# START OF Record extracts
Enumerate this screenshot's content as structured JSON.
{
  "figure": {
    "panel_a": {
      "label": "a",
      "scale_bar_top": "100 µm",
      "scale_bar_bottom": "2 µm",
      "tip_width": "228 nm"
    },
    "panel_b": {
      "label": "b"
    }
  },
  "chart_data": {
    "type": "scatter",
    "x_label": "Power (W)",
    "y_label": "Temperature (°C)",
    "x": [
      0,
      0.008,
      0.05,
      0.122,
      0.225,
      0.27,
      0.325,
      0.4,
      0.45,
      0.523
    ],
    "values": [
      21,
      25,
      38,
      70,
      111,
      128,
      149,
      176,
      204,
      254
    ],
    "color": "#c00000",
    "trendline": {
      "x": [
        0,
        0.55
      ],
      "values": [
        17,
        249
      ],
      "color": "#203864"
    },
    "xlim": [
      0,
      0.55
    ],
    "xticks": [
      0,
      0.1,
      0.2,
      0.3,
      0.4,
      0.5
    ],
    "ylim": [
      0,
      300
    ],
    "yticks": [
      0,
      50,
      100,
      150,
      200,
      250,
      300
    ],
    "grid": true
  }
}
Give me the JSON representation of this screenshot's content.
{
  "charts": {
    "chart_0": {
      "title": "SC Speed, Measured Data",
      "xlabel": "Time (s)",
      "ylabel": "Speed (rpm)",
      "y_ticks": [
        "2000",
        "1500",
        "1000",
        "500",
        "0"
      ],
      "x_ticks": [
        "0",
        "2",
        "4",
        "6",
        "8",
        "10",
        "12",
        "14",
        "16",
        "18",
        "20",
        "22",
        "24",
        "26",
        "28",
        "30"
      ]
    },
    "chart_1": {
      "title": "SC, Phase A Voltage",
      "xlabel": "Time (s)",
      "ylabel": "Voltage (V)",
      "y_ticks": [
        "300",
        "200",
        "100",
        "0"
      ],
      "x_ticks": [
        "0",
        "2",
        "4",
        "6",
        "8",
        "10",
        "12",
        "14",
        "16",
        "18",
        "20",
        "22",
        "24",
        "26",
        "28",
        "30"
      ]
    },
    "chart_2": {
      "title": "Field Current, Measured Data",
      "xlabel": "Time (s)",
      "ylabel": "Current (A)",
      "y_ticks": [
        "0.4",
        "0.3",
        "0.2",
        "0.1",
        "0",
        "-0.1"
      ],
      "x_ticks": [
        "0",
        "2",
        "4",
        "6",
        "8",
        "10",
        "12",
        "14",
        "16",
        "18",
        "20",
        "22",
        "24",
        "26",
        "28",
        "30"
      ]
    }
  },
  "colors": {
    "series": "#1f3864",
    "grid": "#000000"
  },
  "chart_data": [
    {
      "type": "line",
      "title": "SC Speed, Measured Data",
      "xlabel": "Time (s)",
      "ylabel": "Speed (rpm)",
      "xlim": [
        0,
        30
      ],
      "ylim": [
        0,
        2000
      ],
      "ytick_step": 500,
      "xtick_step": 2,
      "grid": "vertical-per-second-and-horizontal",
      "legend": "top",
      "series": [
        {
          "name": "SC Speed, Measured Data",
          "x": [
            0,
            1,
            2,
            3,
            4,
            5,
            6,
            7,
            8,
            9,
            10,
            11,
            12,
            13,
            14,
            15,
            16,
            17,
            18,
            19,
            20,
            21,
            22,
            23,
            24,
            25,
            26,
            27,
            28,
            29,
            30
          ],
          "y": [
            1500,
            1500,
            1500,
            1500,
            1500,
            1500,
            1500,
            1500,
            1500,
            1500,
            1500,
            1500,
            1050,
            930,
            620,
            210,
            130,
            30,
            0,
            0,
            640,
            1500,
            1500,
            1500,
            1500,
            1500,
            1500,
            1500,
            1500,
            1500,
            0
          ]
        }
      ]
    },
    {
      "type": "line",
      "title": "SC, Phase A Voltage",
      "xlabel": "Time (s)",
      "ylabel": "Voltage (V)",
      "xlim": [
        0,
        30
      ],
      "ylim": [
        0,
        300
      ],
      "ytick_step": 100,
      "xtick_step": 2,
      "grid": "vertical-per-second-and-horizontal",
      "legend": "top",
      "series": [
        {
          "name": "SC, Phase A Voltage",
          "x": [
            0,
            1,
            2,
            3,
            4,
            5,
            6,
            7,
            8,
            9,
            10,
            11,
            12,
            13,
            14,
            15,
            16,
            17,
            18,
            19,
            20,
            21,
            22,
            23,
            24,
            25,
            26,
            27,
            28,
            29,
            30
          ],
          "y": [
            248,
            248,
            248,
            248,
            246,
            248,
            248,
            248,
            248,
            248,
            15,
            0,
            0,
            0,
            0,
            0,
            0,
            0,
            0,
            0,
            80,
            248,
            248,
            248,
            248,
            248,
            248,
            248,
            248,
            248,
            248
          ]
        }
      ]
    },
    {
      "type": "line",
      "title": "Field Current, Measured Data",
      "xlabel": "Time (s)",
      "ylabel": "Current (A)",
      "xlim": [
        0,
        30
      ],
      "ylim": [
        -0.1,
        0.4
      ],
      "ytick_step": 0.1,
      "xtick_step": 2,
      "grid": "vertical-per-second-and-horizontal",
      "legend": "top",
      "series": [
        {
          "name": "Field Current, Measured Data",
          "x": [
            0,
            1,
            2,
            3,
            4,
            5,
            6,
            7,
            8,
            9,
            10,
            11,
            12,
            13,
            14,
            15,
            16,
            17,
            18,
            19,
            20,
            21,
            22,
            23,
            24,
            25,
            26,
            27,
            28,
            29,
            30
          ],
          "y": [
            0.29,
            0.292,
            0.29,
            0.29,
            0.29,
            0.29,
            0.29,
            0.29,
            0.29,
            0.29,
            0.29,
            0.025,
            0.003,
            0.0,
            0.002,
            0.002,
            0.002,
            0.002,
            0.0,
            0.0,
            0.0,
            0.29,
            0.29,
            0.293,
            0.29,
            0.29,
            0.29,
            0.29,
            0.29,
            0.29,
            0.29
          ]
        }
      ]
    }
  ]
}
# END OF Record extracts
Description of the task ::
Look through the entries above; copy every line holding the string "name".

Exercise response ::
          "name": "SC Speed, Measured Data",
          "name": "SC, Phase A Voltage",
          "name": "Field Current, Measured Data",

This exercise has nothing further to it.